### Goal of the exercise
Give the entries again in full. Nothing may be altered.

### Material for this task
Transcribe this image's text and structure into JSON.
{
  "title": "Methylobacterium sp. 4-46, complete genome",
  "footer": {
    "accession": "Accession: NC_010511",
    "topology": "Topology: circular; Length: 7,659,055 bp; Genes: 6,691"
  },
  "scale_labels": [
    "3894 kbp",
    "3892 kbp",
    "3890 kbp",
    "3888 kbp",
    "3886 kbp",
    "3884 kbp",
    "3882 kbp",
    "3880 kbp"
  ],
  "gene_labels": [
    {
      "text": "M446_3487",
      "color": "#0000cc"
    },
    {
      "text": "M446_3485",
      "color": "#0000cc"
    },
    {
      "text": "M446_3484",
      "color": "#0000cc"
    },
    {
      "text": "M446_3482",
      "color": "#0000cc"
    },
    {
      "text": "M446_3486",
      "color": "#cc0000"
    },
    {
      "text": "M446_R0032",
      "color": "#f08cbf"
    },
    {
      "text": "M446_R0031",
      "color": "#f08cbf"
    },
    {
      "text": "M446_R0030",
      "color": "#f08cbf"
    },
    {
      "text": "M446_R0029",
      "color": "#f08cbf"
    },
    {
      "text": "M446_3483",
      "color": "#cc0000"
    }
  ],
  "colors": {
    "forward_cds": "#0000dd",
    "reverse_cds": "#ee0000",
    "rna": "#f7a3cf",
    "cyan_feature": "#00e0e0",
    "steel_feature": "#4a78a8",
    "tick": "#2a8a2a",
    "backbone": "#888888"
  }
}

### Output
Transcribe this image's text and structure into JSON.
{
  "title": "Methylobacterium sp. 4-46, complete genome",
  "footer": {
    "accession": "Accession: NC_010511",
    "topology": "Topology: circular; Length: 7,659,055 bp; Genes: 6,691"
  },
  "scale_labels": [
    "3894 kbp",
    "3892 kbp",
    "3890 kbp",
    "3888 kbp",
    "3886 kbp",
    "3884 kbp",
    "3882 kbp",
    "3880 kbp"
  ],
  "gene_labels": [
    {
      "text": "M446_3487",
      "color": "#0000cc"
    },
    {
      "text": "M446_3485",
      "color": "#0000cc"
    },
    {
      "text": "M446_3484",
      "color": "#0000cc"
    },
    {
      "text": "M446_3482",
      "color": "#0000cc"
    },
    {
      "text": "M446_3486",
      "color": "#cc0000"
    },
    {
      "text": "M446_R0032",
      "color": "#f08cbf"
    },
    {
      "text": "M446_R0031",
      "color": "#f08cbf"
    },
    {
      "text": "M446_R0030",
      "color": "#f08cbf"
    },
    {
      "text": "M446_R0029",
      "color": "#f08cbf"
    },
    {
      "text": "M446_3483",
      "color": "#cc0000"
    }
  ],
  "colors": {
    "forward_cds": "#0000dd",
    "reverse_cds": "#ee0000",
    "rna": "#f7a3cf",
    "cyan_feature": "#00e0e0",
    "steel_feature": "#4a78a8",
    "tick": "#2a8a2a",
    "backbone": "#888888"
  }
}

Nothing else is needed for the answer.